- [SOURCE MATERIAL]:
════════════════════
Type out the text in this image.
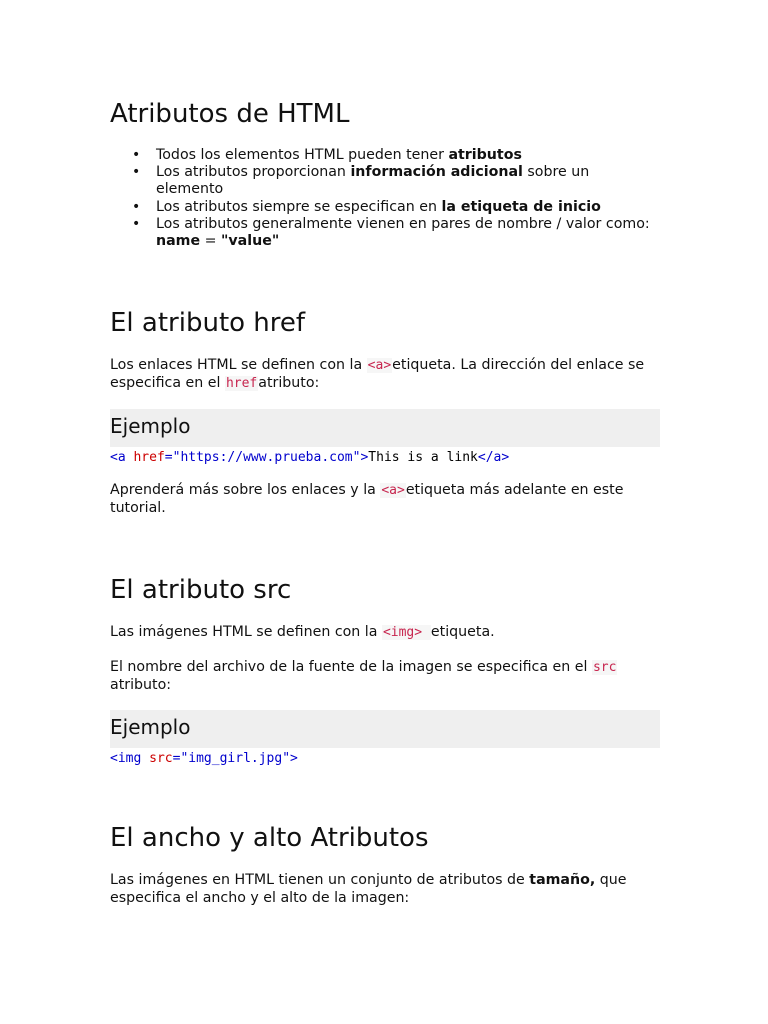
Atributos de HTML
• Todos los elementos HTML pueden tener atributos
• Los atributos proporcionan información adicional sobre un elemento
• Los atributos siempre se especifican en la etiqueta de inicio
• Los atributos generalmente vienen en pares de nombre / valor como: name = "value"
El atributo href

Los enlaces HTML se definen con la <a>etiqueta. La dirección del enlace se especifica en el hrefatributo:

Ejemplo
<a href="https://www.prueba.com">This is a link</a>

Aprenderá más sobre los enlaces y la <a>etiqueta más adelante en este tutorial.

El atributo src

Las imágenes HTML se definen con la <img> etiqueta.

El nombre del archivo de la fuente de la imagen se especifica en el src atributo:

Ejemplo
<img src="img_girl.jpg">
El ancho y alto Atributos

Las imágenes en HTML tienen un conjunto de atributos de tamaño, que especifica el ancho y el alto de la imagen:
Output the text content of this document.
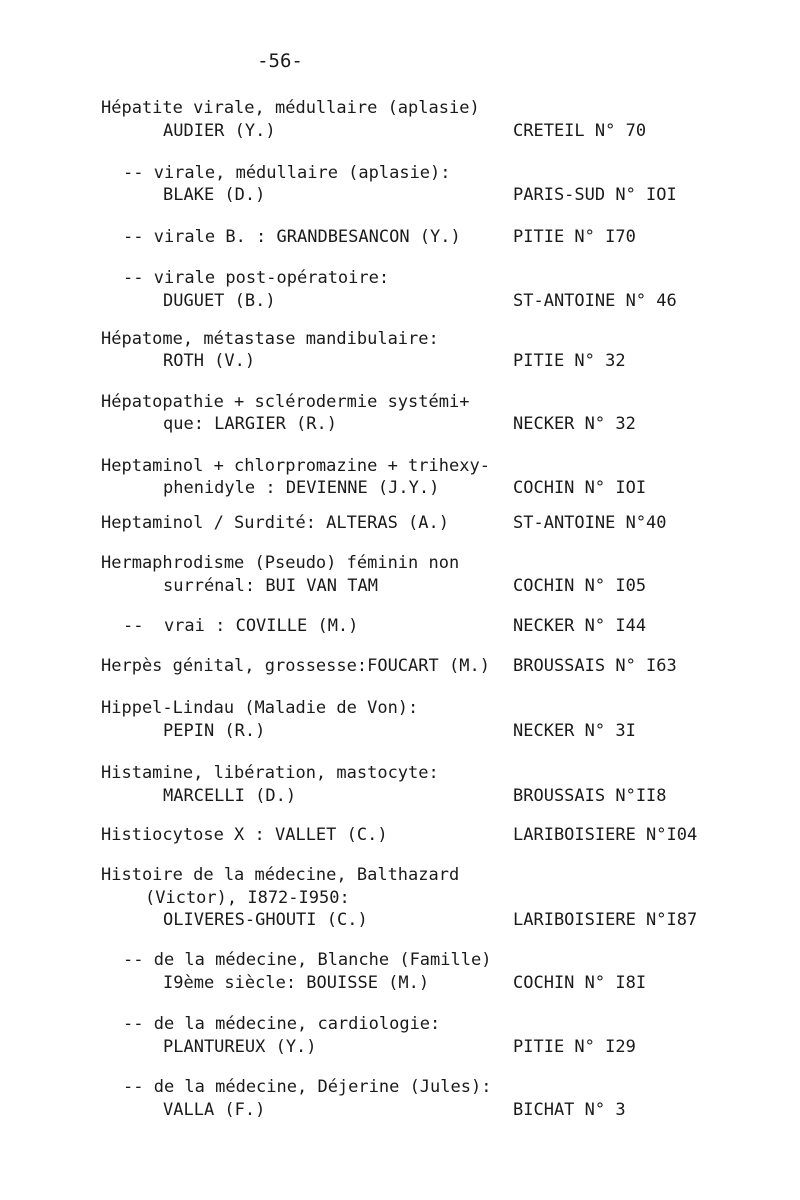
-56-
Hépatite virale, médullaire (aplasie)
AUDIER (Y.)	CRETEIL N° 70
-- virale, médullaire (aplasie):
BLAKE (D.)	PARIS-SUD N° IOI
-- virale B. : GRANDBESANCON (Y.)	PITIE N° I70
-- virale post-opératoire:
DUGUET (B.)	ST-ANTOINE N° 46
Hépatome, métastase mandibulaire:
ROTH (V.)	PITIE N° 32
Hépatopathie + sclérodermie systémi+
que: LARGIER (R.)	NECKER N° 32
Heptaminol + chlorpromazine + trihexy-
phenidyle : DEVIENNE (J.Y.)	COCHIN N° IOI
Heptaminol / Surdité: ALTERAS (A.)	ST-ANTOINE N°40
Hermaphrodisme (Pseudo) féminin non
surrénal: BUI VAN TAM	COCHIN N° I05
--  vrai : COVILLE (M.)	NECKER N° I44
Herpès génital, grossesse:FOUCART (M.) BROUSSAIS N° I63
Hippel-Lindau (Maladie de Von):
PEPIN (R.)	NECKER N° 3I
Histamine, libération, mastocyte:
MARCELLI (D.)	BROUSSAIS N°II8
Histiocytose X : VALLET (C.)	LARIBOISIERE N°I04
Histoire de la médecine, Balthazard
(Victor), I872-I950:
OLIVERES-GHOUTI (C.)	LARIBOISIERE N°I87
-- de la médecine, Blanche (Famille)
I9ème siècle: BOUISSE (M.)	COCHIN N° I8I
-- de la médecine, cardiologie:
PLANTUREUX (Y.)	PITIE N° I29
-- de la médecine, Déjerine (Jules):
VALLA (F.)	BICHAT N° 3
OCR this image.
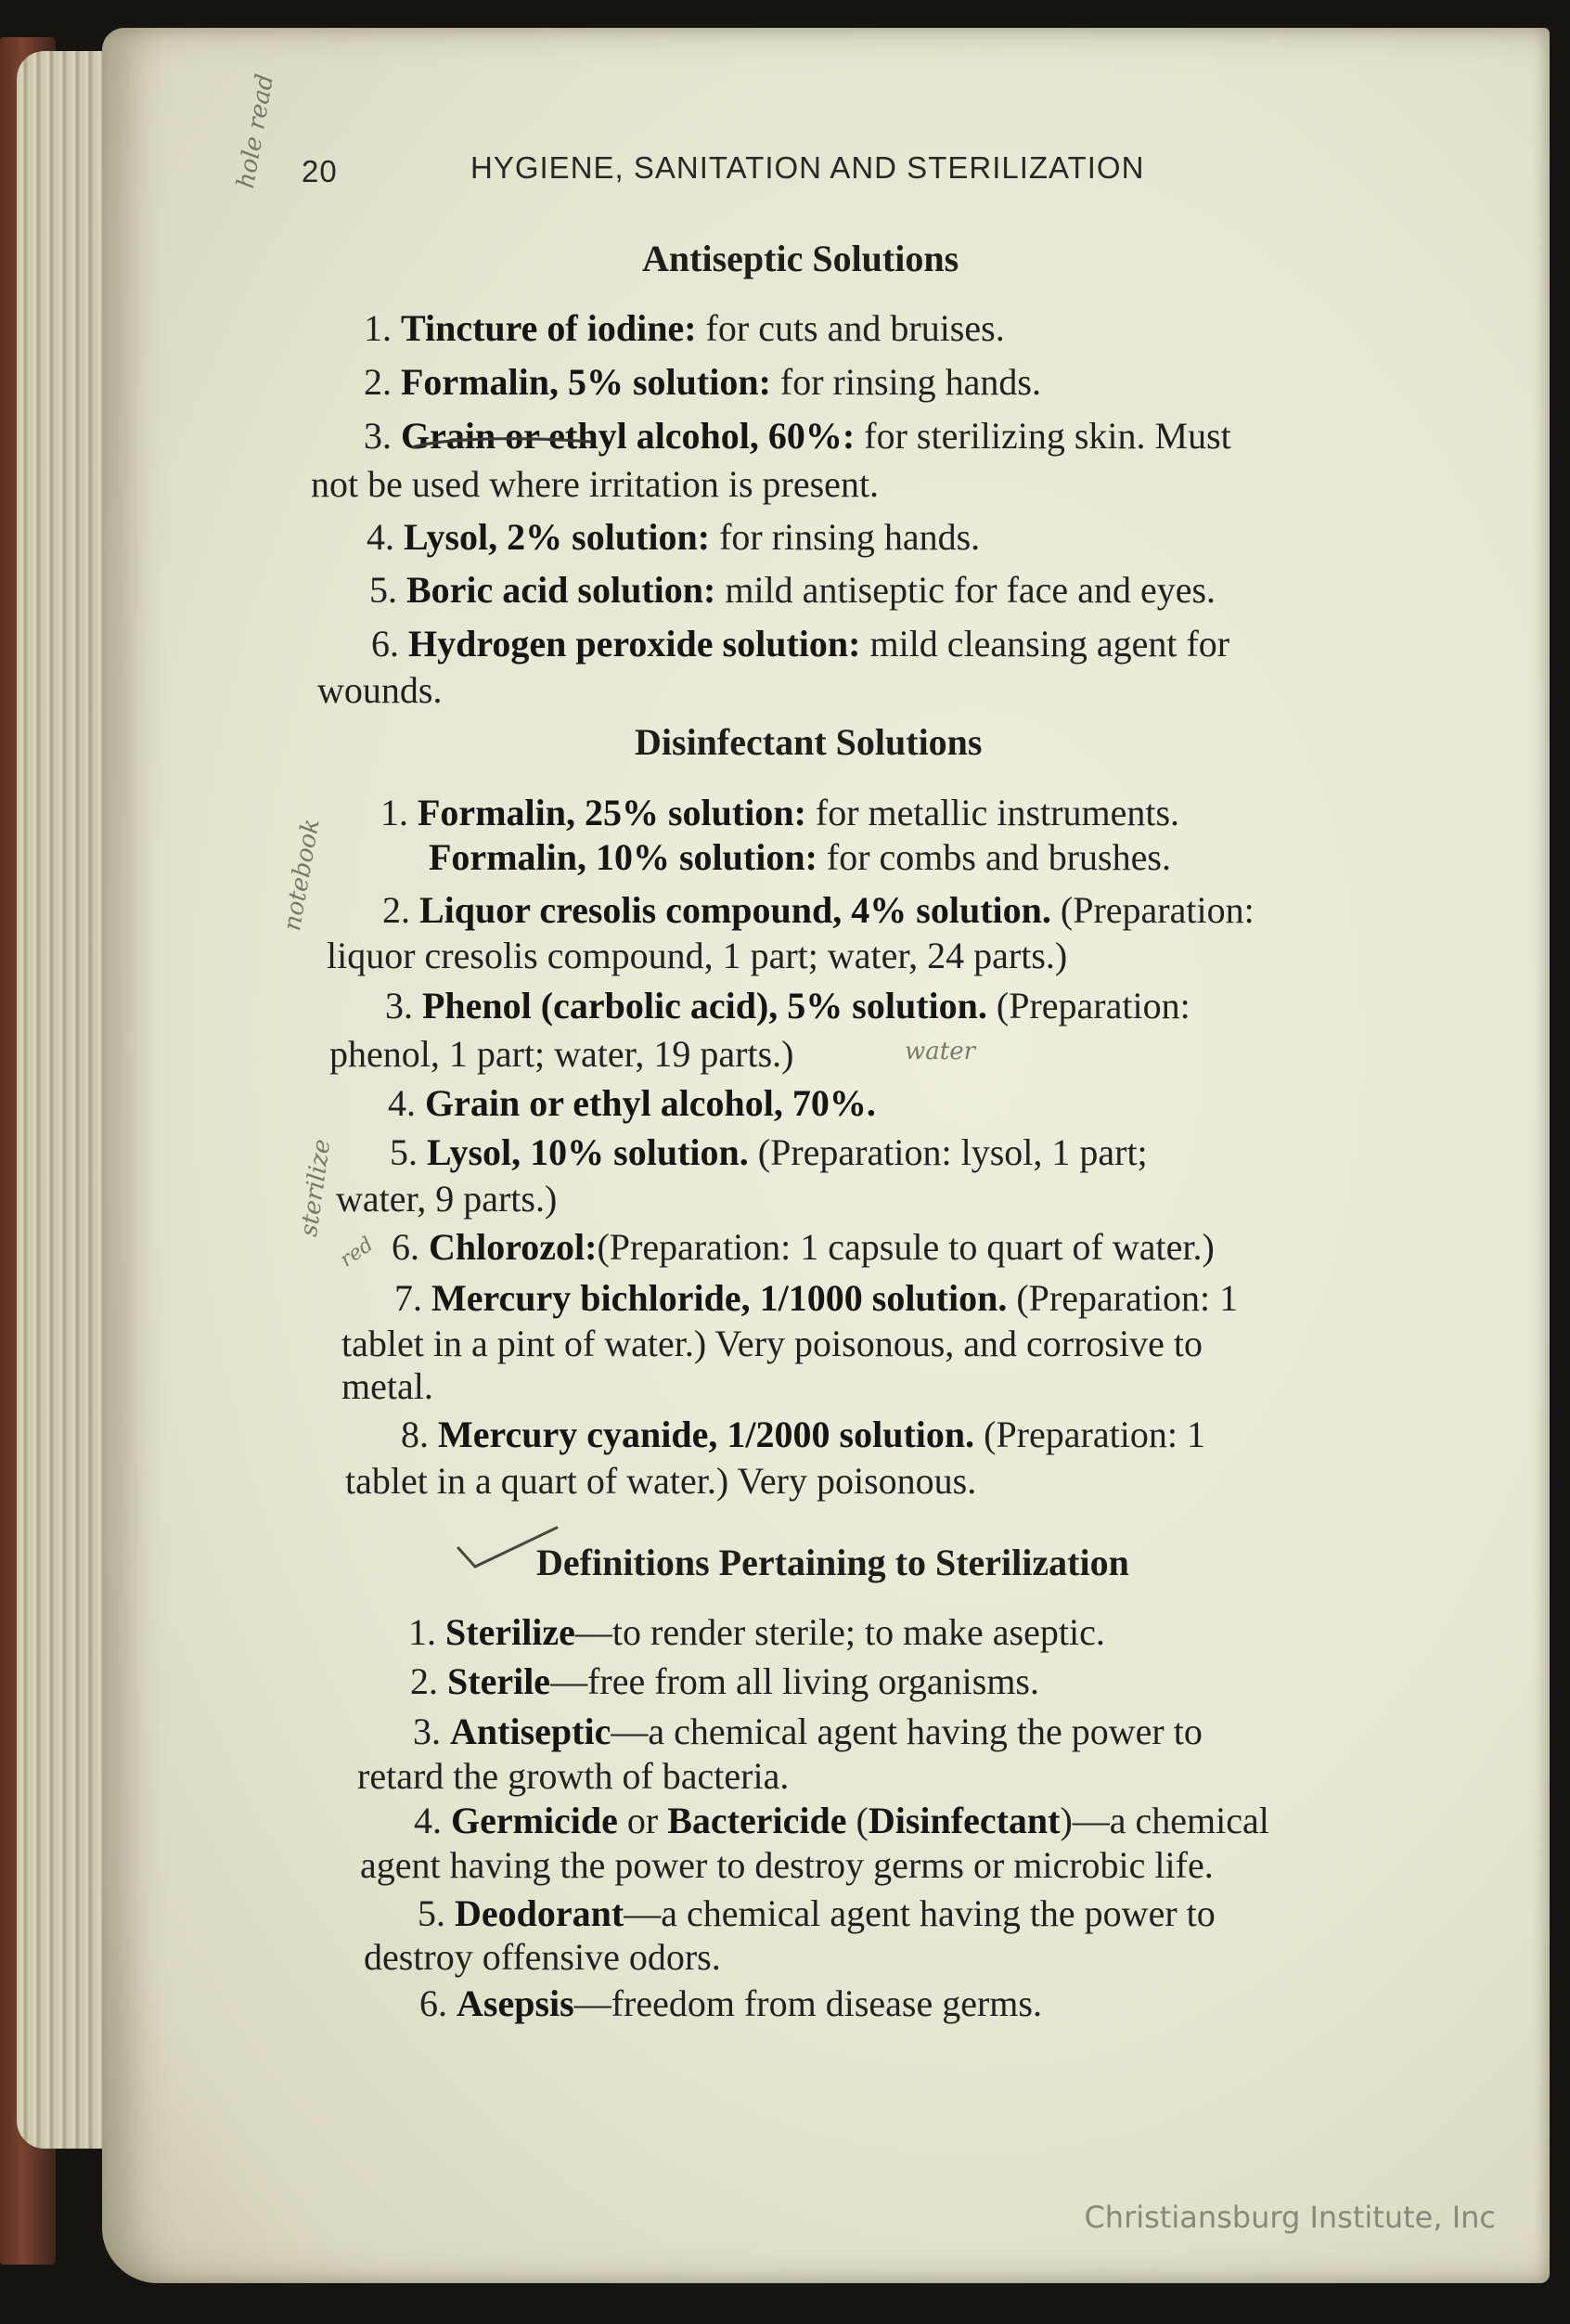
20	HYGIENE, SANITATION AND STERILIZATION
Antiseptic Solutions
1. Tincture of iodine: for cuts and bruises.
2. Formalin, 5% solution: for rinsing hands.
3. Grain or ethyl alcohol, 60%: for sterilizing skin. Must
not be used where irritation is present.
4. Lysol, 2% solution: for rinsing hands.
5. Boric acid solution: mild antiseptic for face and eyes.
6. Hydrogen peroxide solution: mild cleansing agent for
wounds.
Disinfectant Solutions
1. Formalin, 25% solution: for metallic instruments.
Formalin, 10% solution: for combs and brushes.
2. Liquor cresolis compound, 4% solution. (Preparation:
liquor cresolis compound, 1 part; water, 24 parts.)
3. Phenol (carbolic acid), 5% solution. (Preparation:
phenol, 1 part; water, 19 parts.)
4. Grain or ethyl alcohol, 70%.
5. Lysol, 10% solution. (Preparation: lysol, 1 part;
water, 9 parts.)
6. Chlorozol:(Preparation: 1 capsule to quart of water.)
7. Mercury bichloride, 1/1000 solution. (Preparation: 1
tablet in a pint of water.) Very poisonous, and corrosive to
metal.
8. Mercury cyanide, 1/2000 solution. (Preparation: 1
tablet in a quart of water.) Very poisonous.
Definitions Pertaining to Sterilization
1. Sterilize—to render sterile; to make aseptic.
2. Sterile—free from all living organisms.
3. Antiseptic—a chemical agent having the power to
retard the growth of bacteria.
4. Germicide or Bactericide (Disinfectant)—a chemical
agent having the power to destroy germs or microbic life.
5. Deodorant—a chemical agent having the power to
destroy offensive odors.
6. Asepsis—freedom from disease germs.
hole read
notebook
water
sterilize
red
Christiansburg Institute, Inc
════════════════════
- [PROBLEM STATEMENT]:
Copy each line above where "Lysol" appears.

- [EXERCISE OUTPUT]:
4. Lysol, 2% solution: for rinsing hands.
5. Lysol, 10% solution. (Preparation: lysol, 1 part;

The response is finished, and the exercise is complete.